### Exercise requirements
Retype the rows word for word, starting with the line that contains "- y-tick-label: 0: [31, 394, 38, 407]" and going on through the line that contains "- panel-frame: [286, 173, 404, 283]", with both of those lines included.

### Input data
● ● ● ●

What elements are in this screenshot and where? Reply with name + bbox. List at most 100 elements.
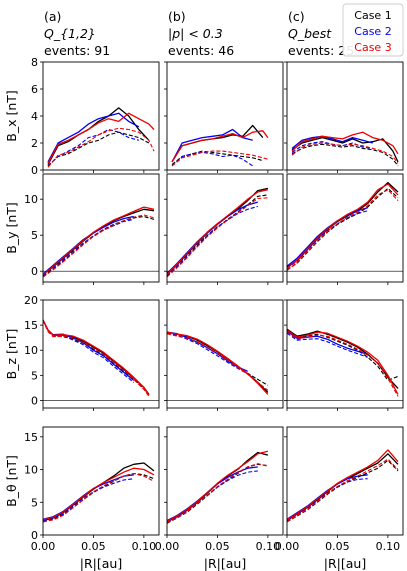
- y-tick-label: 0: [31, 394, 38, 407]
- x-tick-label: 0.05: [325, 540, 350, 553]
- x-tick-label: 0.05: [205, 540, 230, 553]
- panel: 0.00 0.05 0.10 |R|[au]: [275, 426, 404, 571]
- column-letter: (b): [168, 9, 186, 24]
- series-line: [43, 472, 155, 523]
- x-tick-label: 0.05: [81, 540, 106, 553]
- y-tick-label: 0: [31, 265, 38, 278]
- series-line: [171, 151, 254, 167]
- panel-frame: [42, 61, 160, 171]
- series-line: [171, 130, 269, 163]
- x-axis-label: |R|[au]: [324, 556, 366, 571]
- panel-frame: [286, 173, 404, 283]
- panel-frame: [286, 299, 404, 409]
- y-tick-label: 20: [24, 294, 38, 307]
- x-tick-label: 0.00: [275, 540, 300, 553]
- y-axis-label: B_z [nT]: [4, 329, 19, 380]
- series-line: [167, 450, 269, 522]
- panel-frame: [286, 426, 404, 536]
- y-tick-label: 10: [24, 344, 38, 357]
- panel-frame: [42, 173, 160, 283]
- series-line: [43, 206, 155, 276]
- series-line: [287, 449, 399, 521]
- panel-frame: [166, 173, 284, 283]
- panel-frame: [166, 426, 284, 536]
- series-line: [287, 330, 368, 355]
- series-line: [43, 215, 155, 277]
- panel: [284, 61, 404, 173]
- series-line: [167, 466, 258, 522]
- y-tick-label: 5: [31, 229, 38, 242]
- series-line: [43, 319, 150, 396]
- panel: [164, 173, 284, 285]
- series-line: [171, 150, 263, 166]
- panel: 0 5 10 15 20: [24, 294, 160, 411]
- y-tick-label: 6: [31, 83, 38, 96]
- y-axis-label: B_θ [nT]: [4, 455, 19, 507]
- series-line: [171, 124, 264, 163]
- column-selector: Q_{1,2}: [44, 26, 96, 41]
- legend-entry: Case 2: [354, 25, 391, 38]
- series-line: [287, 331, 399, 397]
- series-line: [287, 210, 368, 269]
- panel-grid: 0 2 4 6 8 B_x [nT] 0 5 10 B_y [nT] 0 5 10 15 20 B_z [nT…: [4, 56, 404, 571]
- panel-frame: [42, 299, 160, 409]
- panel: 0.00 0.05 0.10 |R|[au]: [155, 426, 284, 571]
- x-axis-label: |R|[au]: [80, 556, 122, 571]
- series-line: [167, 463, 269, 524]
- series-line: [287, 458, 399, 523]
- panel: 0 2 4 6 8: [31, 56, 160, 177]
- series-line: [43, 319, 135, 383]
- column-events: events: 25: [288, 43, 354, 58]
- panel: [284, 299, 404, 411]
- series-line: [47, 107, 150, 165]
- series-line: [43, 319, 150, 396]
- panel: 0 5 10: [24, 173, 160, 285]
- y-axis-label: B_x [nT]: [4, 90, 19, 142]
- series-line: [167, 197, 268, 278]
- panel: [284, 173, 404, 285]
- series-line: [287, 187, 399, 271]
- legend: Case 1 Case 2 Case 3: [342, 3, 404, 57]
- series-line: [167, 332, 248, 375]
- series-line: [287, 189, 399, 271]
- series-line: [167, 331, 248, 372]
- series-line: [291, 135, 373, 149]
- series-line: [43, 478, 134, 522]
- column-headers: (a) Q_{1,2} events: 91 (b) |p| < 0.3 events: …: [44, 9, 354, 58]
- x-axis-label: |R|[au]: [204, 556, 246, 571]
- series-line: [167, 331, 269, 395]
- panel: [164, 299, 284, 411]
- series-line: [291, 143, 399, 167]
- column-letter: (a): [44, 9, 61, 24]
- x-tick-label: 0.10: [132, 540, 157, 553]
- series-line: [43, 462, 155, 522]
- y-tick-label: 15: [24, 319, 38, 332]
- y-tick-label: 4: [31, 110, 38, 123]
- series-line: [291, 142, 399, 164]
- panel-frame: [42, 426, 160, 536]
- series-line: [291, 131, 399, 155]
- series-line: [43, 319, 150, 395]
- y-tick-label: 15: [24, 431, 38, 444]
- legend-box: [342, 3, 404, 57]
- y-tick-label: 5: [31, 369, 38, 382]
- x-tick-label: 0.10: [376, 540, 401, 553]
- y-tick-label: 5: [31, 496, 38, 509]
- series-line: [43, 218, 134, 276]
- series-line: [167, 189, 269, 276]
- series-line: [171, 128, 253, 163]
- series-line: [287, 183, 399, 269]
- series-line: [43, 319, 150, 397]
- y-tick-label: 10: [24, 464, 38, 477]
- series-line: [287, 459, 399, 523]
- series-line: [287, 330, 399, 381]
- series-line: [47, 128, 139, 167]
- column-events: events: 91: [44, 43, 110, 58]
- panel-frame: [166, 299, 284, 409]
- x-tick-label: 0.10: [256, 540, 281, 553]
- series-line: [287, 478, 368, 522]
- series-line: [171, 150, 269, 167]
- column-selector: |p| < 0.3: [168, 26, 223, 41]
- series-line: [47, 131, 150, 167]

● ● ● ●

### Exercise output
- y-tick-label: 0: [31, 394, 38, 407]
- x-tick-label: 0.05: [325, 540, 350, 553]
- x-tick-label: 0.05: [205, 540, 230, 553]
- panel: 0.00 0.05 0.10 |R|[au]: [275, 426, 404, 571]
- column-letter: (b): [168, 9, 186, 24]
- series-line: [43, 472, 155, 523]
- x-tick-label: 0.05: [81, 540, 106, 553]
- y-tick-label: 0: [31, 265, 38, 278]
- series-line: [171, 151, 254, 167]
- panel-frame: [42, 61, 160, 171]
- series-line: [171, 130, 269, 163]
- x-axis-label: |R|[au]: [324, 556, 366, 571]
- panel-frame: [286, 173, 404, 283]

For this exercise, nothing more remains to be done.